[TASK MATERIAL]

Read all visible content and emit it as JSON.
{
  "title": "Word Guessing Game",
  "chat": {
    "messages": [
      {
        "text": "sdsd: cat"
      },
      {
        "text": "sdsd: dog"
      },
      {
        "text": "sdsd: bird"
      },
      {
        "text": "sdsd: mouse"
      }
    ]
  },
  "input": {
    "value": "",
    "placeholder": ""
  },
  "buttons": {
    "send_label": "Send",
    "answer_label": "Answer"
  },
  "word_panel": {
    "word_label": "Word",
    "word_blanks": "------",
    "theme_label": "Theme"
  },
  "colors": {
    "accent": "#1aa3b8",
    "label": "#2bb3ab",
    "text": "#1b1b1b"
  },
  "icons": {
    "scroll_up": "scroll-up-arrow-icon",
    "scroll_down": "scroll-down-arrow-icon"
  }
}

[GIVEN PROBLEM]
Transcribe all entries exactly as they are given.

[PROBLEM SOLUTION]
Read all visible content and emit it as JSON.
{
  "title": "Word Guessing Game",
  "chat": {
    "messages": [
      {
        "text": "sdsd: cat"
      },
      {
        "text": "sdsd: dog"
      },
      {
        "text": "sdsd: bird"
      },
      {
        "text": "sdsd: mouse"
      }
    ]
  },
  "input": {
    "value": "",
    "placeholder": ""
  },
  "buttons": {
    "send_label": "Send",
    "answer_label": "Answer"
  },
  "word_panel": {
    "word_label": "Word",
    "word_blanks": "------",
    "theme_label": "Theme"
  },
  "colors": {
    "accent": "#1aa3b8",
    "label": "#2bb3ab",
    "text": "#1b1b1b"
  },
  "icons": {
    "scroll_up": "scroll-up-arrow-icon",
    "scroll_down": "scroll-down-arrow-icon"
  }
}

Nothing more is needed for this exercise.